-------- 提示された文章 --------
ポーランド・チェコの旅 8
アウシュビッツ収容所

2003年8月13日(水)

 今回の旅のハイライト、アウシュビッツ強制収容所見学の日だ。ザコパネからほぼ2時間でオフィシェンチムに到着。アウシュビッツはナチスがポーランド占領後にドイツ語に変更した呼び名、ポーランド語ではオフィシェンチム。駅名(右)もそうなっているが、ここではアウシュビッツと呼ぶことにする。

 ガイドは誠実そうな若者・中谷さん。(左)。「地球の歩き方」にも囲み記事で紹介されている。激動期のポーランドに興味があり、この国にきた。収容所を見学したら、いてもたってもいられなくなり、初の日本人ガイドの認定をもらったという。常駐しているわけではないので、彼に案内してもらえたのは、幸運だった。

 見学前に、日本語パンフレットとヴィデオを買った。日本人が多いからこその日本語版だと思うが、欧米人に比べれば少ない。見学者が多い国の順序は、ポーランド、ドイツ、アメリカ。

 収容所の入り口には「ARBEIT MACHT FREI」の文字がある。(右)。「働けば自由になる」の意だ。ガス室に送っておきながら、何が自由なもんか。

 ちなみに、ここは撮影自由、入場料も無料。ドイツがお金を出しているのかもしれないが、人件費や管理費も必要だ。にもかかわらず、無料なのは、広く知ってもらいたいのメッセージのようにも思える。フラッシュもOKだ。
 
 収容所は、1940年にポーランド人政治犯を収容するためにナチスが作った。その後、全ヨーロッパのユダヤ人が収容される施設に変わった。交通の要所であったこと、人口密集地から離れていたことから、この地が選ばれた。

 中谷さんのガイドでいくつかの棟を見学した。赤煉瓦の美しい建物の周辺にはポプラが茂り(左)、内部で恐ろしい事が行われたとは想像しにくい。

 展示品の多くは、衣類、眼鏡、ブラシ、靴、トランク、食器、台所用品(右)などの持ち物。単に東ヨーロッパに移住させれれると信じていた人が多く、日用品を持っての移動である。

 映画「シンドラーのリスト」にもアウシュビッツに貨車で送り込まれたユダヤ人が髪の毛を切られ、持ち物を没収される場面が出てくるが、それと重なってしまう。

 所持品の中で、利用できそうなモノはドイツ本国に送って再利用した。金歯は金の延べ棒に、髪の毛(左)は毛布に、死体を焼いた灰は肥料に。

 収容所に連行されたユダヤ人は、まず腕に番号を押された。(右)。後になると、こんな手間のかかることはしなくなり、即ガス室に送り込まれた。こんな有様だったので、アウシュビッツで殺された正確な名前や人数はわからないが、150万人は下らないと言われている。

 むごたらしい部屋は、これでもかこれでもかと続く。集団で銃殺された「死の壁」(右下)、飢餓室、「立ち牢」、ガス室、焼却炉(左)・・。人間はこうまで惨くなれるものか。
-------- 与えられた情報 --------
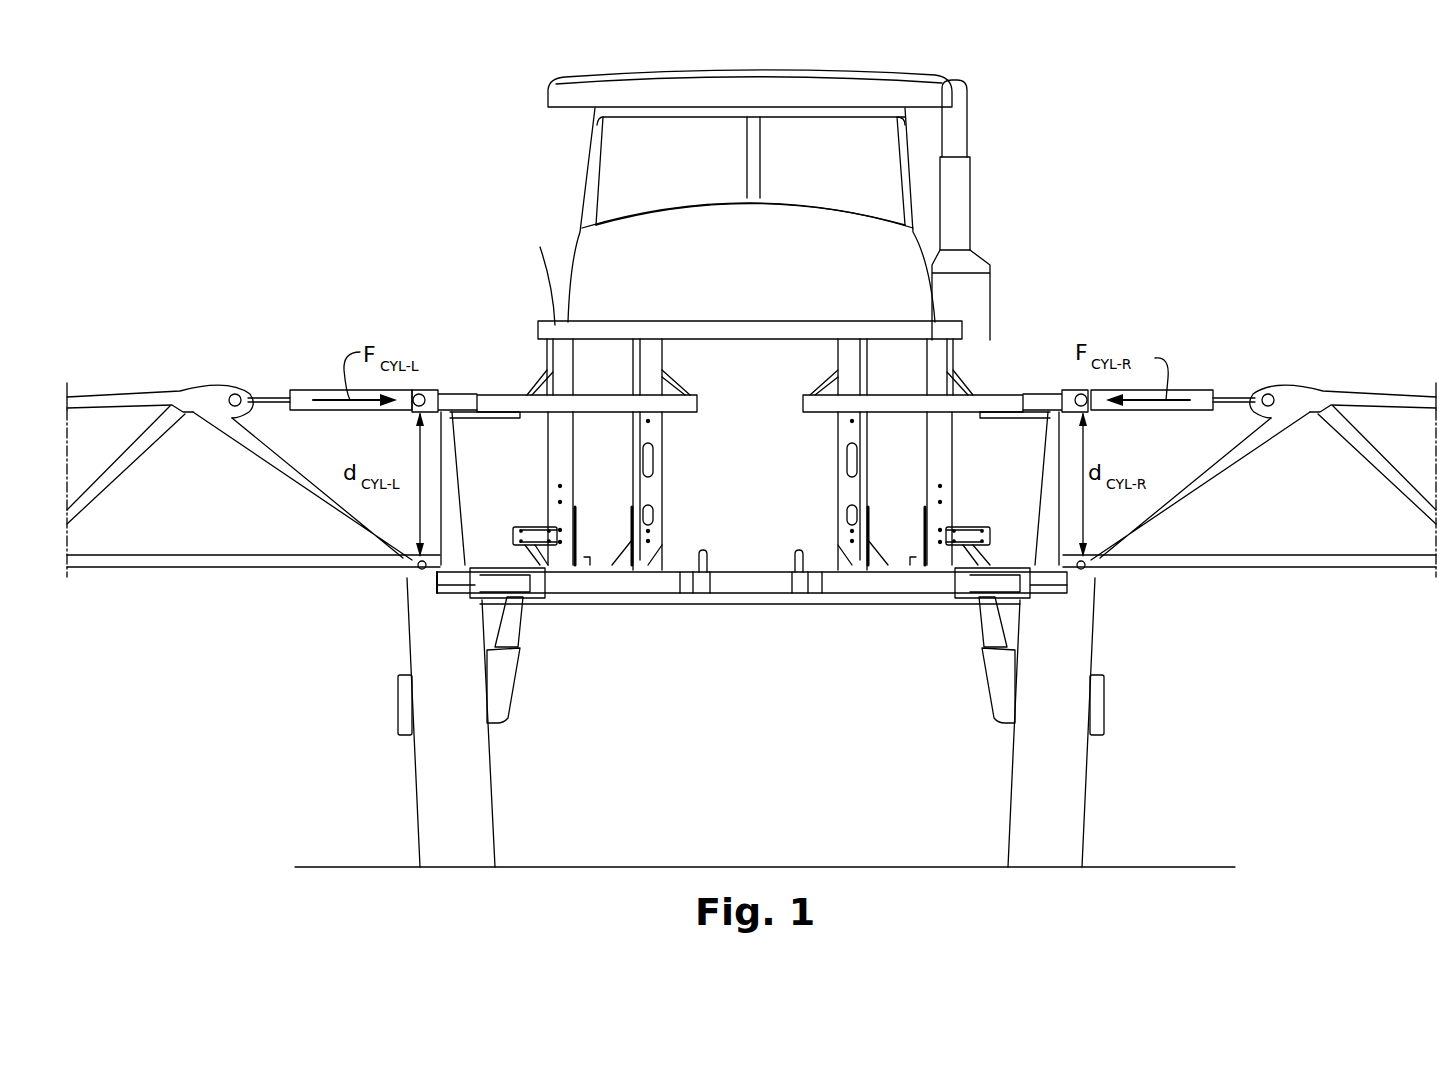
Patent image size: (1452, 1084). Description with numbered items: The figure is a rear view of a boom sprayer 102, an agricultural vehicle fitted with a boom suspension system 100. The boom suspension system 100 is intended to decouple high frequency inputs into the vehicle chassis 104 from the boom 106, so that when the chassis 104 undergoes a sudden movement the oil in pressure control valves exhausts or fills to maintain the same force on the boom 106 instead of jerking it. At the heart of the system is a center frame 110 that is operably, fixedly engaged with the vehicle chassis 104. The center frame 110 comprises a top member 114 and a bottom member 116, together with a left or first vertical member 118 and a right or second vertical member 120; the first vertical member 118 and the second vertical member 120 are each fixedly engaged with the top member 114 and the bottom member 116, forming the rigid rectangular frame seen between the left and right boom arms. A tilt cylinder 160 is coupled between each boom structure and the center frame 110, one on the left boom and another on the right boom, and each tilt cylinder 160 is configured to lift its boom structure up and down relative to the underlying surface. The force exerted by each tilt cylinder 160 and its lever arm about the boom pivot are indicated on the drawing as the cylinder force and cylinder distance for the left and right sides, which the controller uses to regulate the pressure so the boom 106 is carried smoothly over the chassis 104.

The boom suspension system 100 is at (203, 152).
The boom sprayer 102 is at (523, 135).
The chassis 104 is at (597, 604).
The boom 106 is at (146, 378).
The center frame 110 is at (1030, 366).
The top member 114 is at (555, 321).
The bottom member 116 is at (908, 578).
The first vertical member 118 is at (563, 512).
The second vertical member 120 is at (943, 512).
The tilt cylinder 160 is at (300, 390).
--------
- [取り組む課題]:
1. アウシュビッツ見学記にある次の一文を英語に訳せ。「収容所は、1940年にポーランド人政治犯を収容するためにナチスが作った。」
2. アウシュビッツ見学記を、最後の一文の後から書き継げ。
データはアウシュビッツ見学記とは別個の資料である。

- [最終結果]:
1. The Nazis built the camp in 1940 to hold Polish political prisoners.

2.
 だがしかし・・。もし私がナチスの従順な一員であったならば、同じ行為を平然とやったにちがいない。

 収容所所長のルドルフ・ヘスは、すぐ側の官舎に家族と一緒に住み、子ども達を職場に連れてきている。官舎には、焼却炉で焼く死体の臭いが流れていったはずだが、それでも平気だった。彼は、ユダヤ人を虐殺することに良心の呵責などなく、正義のためと信じてやっていた。

 ツアーの全員が説明を真剣に聞き、質問もたくさん出たので、「E社のツアーは熱心な人が多いですね。早く切り上げてくれと言う人もいますよ。飽きてないようなので、これからビルケナウまで行きましょう」と中谷さんが提案した。

 ビルケナウは、アウシュビッツから3qほど離れている。線路が残っているので、汽車で送り込まれた彼らを嫌でも想像してしまう。(左)。アウシュビッツより広い約53万坪。300棟以上あった建物のうち、残されているのはその一部だが、収容所のひどさを物語るには十分な施設だ。アンネフランクもここの収容所で、チフスにかかって亡くなった。

 ある状況に置かれれば、罪もない人を平気で殺すことができるのが人間なのだ。私にもそれがないとは言えない。人間の持つ二面性について、深く考えさせられたアウシュビッツとビルケナウの3時間だった。

 見学後、オフィシェンチムの駅前のレストランで昼食。深刻な顔をしていた人々も、食事中は和やか。尾をひかない程度のショックさだったのかもしれない。すでに本や映像で知っているので、慣れっこになっているのかもしれない。

 ナチスやドイツを非難するのは簡単だが。ユダヤ人の国・イスラエルはパレスチナと和解しそうにもない。第2次大戦で酷い目に遭わされたユダヤ人が、パレスチナの子ども達を襲撃している。和平の道は遠そうだ。人間は懲りない動物なのだと思わざるを得ない。(2005年1月2日 記)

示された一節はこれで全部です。